--- DATA FOR THE TASK ---
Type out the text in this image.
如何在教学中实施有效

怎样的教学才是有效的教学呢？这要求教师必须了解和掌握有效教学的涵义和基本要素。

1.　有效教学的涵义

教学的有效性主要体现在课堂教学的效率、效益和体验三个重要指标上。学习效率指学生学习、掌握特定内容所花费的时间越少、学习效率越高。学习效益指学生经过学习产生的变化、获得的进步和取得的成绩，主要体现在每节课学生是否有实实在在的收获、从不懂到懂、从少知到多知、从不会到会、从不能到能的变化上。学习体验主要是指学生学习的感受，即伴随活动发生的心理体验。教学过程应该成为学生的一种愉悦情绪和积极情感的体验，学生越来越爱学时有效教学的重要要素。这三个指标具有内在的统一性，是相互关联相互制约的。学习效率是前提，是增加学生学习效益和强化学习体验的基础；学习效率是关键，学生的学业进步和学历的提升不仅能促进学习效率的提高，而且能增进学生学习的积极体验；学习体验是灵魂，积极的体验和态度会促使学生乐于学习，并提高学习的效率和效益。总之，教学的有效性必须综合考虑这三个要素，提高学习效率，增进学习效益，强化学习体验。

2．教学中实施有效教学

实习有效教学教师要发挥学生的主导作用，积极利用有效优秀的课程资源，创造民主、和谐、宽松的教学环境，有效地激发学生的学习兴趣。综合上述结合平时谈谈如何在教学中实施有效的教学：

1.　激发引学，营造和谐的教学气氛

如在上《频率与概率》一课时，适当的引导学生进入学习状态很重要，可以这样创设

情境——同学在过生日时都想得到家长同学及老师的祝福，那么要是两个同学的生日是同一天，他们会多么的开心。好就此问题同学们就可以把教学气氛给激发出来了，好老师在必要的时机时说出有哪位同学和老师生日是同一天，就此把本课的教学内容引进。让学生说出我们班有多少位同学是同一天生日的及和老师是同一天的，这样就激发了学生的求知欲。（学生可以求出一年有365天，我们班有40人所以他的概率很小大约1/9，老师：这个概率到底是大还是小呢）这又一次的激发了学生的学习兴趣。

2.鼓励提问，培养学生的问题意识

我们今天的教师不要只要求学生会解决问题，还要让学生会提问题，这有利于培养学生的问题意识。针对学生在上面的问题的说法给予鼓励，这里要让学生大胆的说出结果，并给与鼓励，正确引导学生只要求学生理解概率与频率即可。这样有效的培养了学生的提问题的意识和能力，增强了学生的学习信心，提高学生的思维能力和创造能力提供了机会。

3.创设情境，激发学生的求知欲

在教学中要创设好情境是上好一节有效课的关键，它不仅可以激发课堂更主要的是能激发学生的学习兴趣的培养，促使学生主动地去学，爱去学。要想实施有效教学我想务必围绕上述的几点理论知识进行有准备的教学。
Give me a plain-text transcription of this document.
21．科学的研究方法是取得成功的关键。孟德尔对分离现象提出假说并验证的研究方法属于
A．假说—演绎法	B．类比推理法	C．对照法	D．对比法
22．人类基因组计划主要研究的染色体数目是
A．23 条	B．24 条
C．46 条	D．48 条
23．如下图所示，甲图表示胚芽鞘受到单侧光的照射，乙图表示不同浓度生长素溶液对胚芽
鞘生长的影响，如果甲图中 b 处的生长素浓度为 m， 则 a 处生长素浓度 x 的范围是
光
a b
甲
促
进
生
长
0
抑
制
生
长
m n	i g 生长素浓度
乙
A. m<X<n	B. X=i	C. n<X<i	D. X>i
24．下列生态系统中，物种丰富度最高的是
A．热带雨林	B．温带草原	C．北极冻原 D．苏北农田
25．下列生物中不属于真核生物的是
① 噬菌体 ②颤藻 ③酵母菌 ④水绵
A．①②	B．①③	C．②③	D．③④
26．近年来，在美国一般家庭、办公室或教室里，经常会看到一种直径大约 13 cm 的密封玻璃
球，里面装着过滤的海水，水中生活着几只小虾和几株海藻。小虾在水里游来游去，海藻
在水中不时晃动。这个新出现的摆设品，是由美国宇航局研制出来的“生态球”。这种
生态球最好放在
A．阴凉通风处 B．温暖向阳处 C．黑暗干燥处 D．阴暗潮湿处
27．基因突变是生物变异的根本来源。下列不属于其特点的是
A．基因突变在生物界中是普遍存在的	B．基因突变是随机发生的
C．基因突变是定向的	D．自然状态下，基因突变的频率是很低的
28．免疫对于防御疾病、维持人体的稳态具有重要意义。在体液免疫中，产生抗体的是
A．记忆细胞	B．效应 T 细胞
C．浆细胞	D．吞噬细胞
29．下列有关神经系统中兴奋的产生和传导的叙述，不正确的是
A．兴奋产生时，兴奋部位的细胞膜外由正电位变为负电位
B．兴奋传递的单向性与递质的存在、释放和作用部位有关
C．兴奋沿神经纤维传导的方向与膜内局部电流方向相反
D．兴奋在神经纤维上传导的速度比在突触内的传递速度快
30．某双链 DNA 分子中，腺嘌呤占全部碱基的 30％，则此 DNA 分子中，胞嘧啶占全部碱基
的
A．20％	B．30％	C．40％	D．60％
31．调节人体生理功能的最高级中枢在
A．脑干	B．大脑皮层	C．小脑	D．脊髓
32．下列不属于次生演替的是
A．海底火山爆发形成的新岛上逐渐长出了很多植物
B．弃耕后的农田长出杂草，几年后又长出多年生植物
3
---
_GIVEN REQUEST_. Nothing should be left out: return all of the records exactly.

_EXERCISE OUTPUT_.
Type out the text in this image.
如何在教学中实施有效

怎样的教学才是有效的教学呢？这要求教师必须了解和掌握有效教学的涵义和基本要素。

1.　有效教学的涵义

教学的有效性主要体现在课堂教学的效率、效益和体验三个重要指标上。学习效率指学生学习、掌握特定内容所花费的时间越少、学习效率越高。学习效益指学生经过学习产生的变化、获得的进步和取得的成绩，主要体现在每节课学生是否有实实在在的收获、从不懂到懂、从少知到多知、从不会到会、从不能到能的变化上。学习体验主要是指学生学习的感受，即伴随活动发生的心理体验。教学过程应该成为学生的一种愉悦情绪和积极情感的体验，学生越来越爱学时有效教学的重要要素。这三个指标具有内在的统一性，是相互关联相互制约的。学习效率是前提，是增加学生学习效益和强化学习体验的基础；学习效率是关键，学生的学业进步和学历的提升不仅能促进学习效率的提高，而且能增进学生学习的积极体验；学习体验是灵魂，积极的体验和态度会促使学生乐于学习，并提高学习的效率和效益。总之，教学的有效性必须综合考虑这三个要素，提高学习效率，增进学习效益，强化学习体验。

2．教学中实施有效教学

实习有效教学教师要发挥学生的主导作用，积极利用有效优秀的课程资源，创造民主、和谐、宽松的教学环境，有效地激发学生的学习兴趣。综合上述结合平时谈谈如何在教学中实施有效的教学：

1.　激发引学，营造和谐的教学气氛

如在上《频率与概率》一课时，适当的引导学生进入学习状态很重要，可以这样创设

情境——同学在过生日时都想得到家长同学及老师的祝福，那么要是两个同学的生日是同一天，他们会多么的开心。好就此问题同学们就可以把教学气氛给激发出来了，好老师在必要的时机时说出有哪位同学和老师生日是同一天，就此把本课的教学内容引进。让学生说出我们班有多少位同学是同一天生日的及和老师是同一天的，这样就激发了学生的求知欲。（学生可以求出一年有365天，我们班有40人所以他的概率很小大约1/9，老师：这个概率到底是大还是小呢）这又一次的激发了学生的学习兴趣。

2.鼓励提问，培养学生的问题意识

我们今天的教师不要只要求学生会解决问题，还要让学生会提问题，这有利于培养学生的问题意识。针对学生在上面的问题的说法给予鼓励，这里要让学生大胆的说出结果，并给与鼓励，正确引导学生只要求学生理解概率与频率即可。这样有效的培养了学生的提问题的意识和能力，增强了学生的学习信心，提高学生的思维能力和创造能力提供了机会。

3.创设情境，激发学生的求知欲

在教学中要创设好情境是上好一节有效课的关键，它不仅可以激发课堂更主要的是能激发学生的学习兴趣的培养，促使学生主动地去学，爱去学。要想实施有效教学我想务必围绕上述的几点理论知识进行有准备的教学。
Give me a plain-text transcription of this document.
21．科学的研究方法是取得成功的关键。孟德尔对分离现象提出假说并验证的研究方法属于
A．假说—演绎法	B．类比推理法	C．对照法	D．对比法
22．人类基因组计划主要研究的染色体数目是
A．23 条	B．24 条
C．46 条	D．48 条
23．如下图所示，甲图表示胚芽鞘受到单侧光的照射，乙图表示不同浓度生长素溶液对胚芽
鞘生长的影响，如果甲图中 b 处的生长素浓度为 m， 则 a 处生长素浓度 x 的范围是
光
a b
甲
促
进
生
长
0
抑
制
生
长
m n	i g 生长素浓度
乙
A. m<X<n	B. X=i	C. n<X<i	D. X>i
24．下列生态系统中，物种丰富度最高的是
A．热带雨林	B．温带草原	C．北极冻原 D．苏北农田
25．下列生物中不属于真核生物的是
① 噬菌体 ②颤藻 ③酵母菌 ④水绵
A．①②	B．①③	C．②③	D．③④
26．近年来，在美国一般家庭、办公室或教室里，经常会看到一种直径大约 13 cm 的密封玻璃
球，里面装着过滤的海水，水中生活着几只小虾和几株海藻。小虾在水里游来游去，海藻
在水中不时晃动。这个新出现的摆设品，是由美国宇航局研制出来的“生态球”。这种
生态球最好放在
A．阴凉通风处 B．温暖向阳处 C．黑暗干燥处 D．阴暗潮湿处
27．基因突变是生物变异的根本来源。下列不属于其特点的是
A．基因突变在生物界中是普遍存在的	B．基因突变是随机发生的
C．基因突变是定向的	D．自然状态下，基因突变的频率是很低的
28．免疫对于防御疾病、维持人体的稳态具有重要意义。在体液免疫中，产生抗体的是
A．记忆细胞	B．效应 T 细胞
C．浆细胞	D．吞噬细胞
29．下列有关神经系统中兴奋的产生和传导的叙述，不正确的是
A．兴奋产生时，兴奋部位的细胞膜外由正电位变为负电位
B．兴奋传递的单向性与递质的存在、释放和作用部位有关
C．兴奋沿神经纤维传导的方向与膜内局部电流方向相反
D．兴奋在神经纤维上传导的速度比在突触内的传递速度快
30．某双链 DNA 分子中，腺嘌呤占全部碱基的 30％，则此 DNA 分子中，胞嘧啶占全部碱基
的
A．20％	B．30％	C．40％	D．60％
31．调节人体生理功能的最高级中枢在
A．脑干	B．大脑皮层	C．小脑	D．脊髓
32．下列不属于次生演替的是
A．海底火山爆发形成的新岛上逐渐长出了很多植物
B．弃耕后的农田长出杂草，几年后又长出多年生植物
3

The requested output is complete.